### Instructions to follow
Lift every line from the entries that includes the word "bluetooth".

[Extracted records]
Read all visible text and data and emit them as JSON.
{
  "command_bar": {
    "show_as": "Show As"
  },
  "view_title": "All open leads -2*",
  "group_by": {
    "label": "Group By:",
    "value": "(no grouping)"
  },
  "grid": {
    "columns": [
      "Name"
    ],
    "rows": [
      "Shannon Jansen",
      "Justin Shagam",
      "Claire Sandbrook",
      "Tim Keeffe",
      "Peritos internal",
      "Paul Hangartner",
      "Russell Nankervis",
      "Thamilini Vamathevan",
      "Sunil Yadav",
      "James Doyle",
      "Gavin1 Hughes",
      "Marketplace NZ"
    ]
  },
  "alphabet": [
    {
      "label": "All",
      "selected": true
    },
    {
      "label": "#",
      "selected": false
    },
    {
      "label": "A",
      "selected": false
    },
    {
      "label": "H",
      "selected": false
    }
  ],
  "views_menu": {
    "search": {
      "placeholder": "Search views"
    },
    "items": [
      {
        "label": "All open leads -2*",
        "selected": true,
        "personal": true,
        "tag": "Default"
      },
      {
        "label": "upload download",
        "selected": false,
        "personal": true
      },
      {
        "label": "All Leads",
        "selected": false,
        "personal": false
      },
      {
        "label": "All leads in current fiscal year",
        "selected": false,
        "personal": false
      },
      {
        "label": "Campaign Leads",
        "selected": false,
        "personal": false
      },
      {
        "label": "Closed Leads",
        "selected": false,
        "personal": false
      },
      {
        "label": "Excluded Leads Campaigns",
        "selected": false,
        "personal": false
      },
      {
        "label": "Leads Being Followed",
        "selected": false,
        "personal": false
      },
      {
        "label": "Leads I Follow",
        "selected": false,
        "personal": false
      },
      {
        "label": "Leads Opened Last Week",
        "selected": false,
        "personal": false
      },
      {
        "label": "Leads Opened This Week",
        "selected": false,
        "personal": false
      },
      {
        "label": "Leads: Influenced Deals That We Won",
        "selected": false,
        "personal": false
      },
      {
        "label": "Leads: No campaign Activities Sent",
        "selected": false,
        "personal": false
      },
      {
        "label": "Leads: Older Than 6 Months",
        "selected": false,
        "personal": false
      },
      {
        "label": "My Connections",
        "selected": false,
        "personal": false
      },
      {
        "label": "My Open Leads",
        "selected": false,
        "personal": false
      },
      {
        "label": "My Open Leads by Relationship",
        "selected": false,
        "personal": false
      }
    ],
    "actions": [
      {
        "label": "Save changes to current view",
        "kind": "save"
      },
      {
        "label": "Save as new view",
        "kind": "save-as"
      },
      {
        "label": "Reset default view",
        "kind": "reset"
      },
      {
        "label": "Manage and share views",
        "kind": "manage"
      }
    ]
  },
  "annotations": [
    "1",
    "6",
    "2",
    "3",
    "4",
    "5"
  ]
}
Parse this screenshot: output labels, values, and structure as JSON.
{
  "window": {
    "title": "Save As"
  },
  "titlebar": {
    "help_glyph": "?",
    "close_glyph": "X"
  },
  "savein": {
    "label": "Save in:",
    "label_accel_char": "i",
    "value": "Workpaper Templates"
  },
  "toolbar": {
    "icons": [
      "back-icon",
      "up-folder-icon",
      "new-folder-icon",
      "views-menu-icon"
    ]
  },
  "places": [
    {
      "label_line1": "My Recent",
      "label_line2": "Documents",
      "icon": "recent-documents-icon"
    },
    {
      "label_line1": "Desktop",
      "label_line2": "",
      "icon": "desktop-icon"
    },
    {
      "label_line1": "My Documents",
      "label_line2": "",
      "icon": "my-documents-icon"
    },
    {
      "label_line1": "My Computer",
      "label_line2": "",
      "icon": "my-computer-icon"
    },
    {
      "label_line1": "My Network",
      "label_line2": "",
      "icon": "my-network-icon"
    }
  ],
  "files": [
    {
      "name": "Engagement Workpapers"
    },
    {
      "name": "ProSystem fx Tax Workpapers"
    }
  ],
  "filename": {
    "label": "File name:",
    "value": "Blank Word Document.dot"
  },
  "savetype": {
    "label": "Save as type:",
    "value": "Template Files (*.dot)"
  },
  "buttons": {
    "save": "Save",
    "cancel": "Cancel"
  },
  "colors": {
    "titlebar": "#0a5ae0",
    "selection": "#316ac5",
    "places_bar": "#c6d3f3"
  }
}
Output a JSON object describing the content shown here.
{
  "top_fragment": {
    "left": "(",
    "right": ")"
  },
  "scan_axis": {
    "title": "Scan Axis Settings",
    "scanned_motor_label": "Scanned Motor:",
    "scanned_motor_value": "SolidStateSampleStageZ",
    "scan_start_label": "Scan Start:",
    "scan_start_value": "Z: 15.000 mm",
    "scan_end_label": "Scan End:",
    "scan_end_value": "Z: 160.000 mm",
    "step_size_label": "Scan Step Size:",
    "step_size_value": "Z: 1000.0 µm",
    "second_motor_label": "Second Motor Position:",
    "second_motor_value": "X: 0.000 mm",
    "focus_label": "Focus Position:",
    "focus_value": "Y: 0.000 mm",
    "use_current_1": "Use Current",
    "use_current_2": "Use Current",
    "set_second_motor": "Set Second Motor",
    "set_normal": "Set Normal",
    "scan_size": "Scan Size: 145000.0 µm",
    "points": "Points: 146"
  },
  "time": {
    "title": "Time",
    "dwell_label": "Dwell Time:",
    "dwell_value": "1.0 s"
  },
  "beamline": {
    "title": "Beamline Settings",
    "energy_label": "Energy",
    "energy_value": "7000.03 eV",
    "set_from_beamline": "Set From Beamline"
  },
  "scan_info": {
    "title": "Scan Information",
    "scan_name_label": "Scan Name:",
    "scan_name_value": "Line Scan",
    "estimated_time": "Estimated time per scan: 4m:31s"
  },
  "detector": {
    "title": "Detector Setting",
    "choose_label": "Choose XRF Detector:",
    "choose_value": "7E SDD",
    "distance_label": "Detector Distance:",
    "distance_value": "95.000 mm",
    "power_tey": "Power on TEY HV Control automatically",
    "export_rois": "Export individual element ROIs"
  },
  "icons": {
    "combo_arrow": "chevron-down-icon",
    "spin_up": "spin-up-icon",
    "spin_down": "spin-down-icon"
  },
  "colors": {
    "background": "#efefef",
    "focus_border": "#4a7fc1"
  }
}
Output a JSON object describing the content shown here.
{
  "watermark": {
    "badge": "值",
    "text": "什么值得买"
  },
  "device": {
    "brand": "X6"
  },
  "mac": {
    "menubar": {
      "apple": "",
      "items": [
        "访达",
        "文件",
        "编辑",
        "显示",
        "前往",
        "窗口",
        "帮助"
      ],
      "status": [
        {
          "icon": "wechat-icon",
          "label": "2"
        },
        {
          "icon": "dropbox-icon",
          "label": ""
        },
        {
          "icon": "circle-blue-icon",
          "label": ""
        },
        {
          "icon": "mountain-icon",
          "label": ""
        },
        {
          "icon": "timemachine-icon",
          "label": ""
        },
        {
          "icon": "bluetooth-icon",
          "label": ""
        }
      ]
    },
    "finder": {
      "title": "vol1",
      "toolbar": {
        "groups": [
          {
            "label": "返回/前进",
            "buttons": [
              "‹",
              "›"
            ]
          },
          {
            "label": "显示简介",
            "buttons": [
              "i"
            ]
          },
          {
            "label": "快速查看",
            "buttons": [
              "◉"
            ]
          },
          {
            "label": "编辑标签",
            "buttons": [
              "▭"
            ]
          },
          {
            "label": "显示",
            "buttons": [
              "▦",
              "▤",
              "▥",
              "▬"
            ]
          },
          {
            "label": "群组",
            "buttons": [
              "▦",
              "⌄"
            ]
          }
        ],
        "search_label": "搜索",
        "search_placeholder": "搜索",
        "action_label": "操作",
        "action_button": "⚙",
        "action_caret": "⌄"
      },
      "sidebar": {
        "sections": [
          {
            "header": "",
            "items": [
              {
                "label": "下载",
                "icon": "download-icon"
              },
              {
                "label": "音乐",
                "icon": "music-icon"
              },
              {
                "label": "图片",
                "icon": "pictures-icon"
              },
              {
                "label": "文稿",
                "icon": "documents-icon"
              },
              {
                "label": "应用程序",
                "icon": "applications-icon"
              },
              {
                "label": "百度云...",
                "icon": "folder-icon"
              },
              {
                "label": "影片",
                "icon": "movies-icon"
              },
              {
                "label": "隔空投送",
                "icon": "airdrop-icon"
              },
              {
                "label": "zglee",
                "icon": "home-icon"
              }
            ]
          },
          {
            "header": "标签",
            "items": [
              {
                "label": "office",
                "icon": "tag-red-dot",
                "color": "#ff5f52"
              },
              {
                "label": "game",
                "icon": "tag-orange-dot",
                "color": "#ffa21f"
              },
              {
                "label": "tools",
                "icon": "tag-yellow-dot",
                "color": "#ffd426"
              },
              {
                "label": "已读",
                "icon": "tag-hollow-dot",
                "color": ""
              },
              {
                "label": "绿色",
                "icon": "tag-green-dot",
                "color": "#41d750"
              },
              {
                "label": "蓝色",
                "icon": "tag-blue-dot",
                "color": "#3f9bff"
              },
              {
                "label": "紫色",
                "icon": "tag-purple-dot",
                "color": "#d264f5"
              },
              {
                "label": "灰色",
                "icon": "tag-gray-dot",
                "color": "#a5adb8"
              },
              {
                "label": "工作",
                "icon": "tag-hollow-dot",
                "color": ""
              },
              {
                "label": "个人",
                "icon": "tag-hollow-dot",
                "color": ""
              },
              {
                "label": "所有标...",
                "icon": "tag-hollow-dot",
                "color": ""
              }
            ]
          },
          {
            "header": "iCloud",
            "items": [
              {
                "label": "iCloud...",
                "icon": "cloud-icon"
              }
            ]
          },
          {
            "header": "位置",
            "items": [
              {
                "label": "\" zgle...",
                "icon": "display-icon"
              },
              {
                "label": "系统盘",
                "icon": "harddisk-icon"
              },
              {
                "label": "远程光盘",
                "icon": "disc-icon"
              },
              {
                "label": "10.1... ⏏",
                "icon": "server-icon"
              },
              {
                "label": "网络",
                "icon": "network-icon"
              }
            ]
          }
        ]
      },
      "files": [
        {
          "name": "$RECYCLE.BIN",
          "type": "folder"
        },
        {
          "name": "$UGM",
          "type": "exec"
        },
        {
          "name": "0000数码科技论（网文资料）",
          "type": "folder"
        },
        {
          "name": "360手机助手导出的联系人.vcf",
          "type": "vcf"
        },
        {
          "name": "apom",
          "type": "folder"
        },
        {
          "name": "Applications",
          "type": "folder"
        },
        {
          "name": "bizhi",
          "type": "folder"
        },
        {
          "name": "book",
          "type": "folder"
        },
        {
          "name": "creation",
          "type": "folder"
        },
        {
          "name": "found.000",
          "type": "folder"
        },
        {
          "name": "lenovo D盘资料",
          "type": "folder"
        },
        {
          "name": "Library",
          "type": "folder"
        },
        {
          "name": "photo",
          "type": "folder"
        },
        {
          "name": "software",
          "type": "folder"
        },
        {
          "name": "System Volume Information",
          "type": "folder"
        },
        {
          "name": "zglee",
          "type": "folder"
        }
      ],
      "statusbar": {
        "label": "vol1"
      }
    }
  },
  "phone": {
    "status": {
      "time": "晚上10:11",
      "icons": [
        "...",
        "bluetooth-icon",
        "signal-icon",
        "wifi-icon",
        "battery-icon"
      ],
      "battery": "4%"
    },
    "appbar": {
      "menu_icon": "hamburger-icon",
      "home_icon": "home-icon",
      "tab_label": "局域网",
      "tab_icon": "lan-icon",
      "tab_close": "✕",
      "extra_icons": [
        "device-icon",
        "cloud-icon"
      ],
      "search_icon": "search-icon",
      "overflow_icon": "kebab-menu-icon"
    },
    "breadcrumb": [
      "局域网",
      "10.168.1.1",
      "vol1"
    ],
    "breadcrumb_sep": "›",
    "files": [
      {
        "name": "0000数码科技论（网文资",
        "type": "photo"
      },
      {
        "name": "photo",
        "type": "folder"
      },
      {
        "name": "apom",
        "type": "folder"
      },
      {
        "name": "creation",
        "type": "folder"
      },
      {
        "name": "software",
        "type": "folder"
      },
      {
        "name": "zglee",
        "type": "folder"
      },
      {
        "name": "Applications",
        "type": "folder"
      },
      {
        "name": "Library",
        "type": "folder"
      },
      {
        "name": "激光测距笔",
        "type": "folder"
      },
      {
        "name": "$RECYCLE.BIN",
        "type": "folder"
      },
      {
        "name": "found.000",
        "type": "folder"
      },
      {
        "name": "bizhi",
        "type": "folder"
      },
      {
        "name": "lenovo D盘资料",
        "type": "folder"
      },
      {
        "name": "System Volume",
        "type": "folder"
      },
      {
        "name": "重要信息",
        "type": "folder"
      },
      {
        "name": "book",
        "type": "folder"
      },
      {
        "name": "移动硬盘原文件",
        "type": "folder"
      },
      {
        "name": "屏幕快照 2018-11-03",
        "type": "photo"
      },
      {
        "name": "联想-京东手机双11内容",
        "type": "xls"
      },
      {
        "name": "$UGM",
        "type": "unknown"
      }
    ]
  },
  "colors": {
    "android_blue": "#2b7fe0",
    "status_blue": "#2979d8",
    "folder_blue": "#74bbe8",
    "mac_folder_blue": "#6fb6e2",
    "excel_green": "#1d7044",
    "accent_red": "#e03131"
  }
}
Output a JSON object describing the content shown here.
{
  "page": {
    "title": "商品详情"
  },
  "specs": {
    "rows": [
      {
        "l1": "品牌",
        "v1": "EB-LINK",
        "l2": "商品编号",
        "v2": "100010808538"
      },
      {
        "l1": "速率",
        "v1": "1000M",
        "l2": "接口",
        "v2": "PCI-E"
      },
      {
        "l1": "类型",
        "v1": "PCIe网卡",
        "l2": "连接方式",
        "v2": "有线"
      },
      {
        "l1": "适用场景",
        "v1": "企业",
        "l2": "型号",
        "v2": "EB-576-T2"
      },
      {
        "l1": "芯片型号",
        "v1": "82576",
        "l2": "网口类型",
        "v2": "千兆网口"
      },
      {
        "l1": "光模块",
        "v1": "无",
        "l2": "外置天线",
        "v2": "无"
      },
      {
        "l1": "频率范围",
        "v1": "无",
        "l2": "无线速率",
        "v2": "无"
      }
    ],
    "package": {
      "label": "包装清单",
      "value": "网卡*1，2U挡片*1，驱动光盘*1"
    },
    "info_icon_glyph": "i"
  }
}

### Task answer
          "icon": "bluetooth-icon",
        "bluetooth-icon",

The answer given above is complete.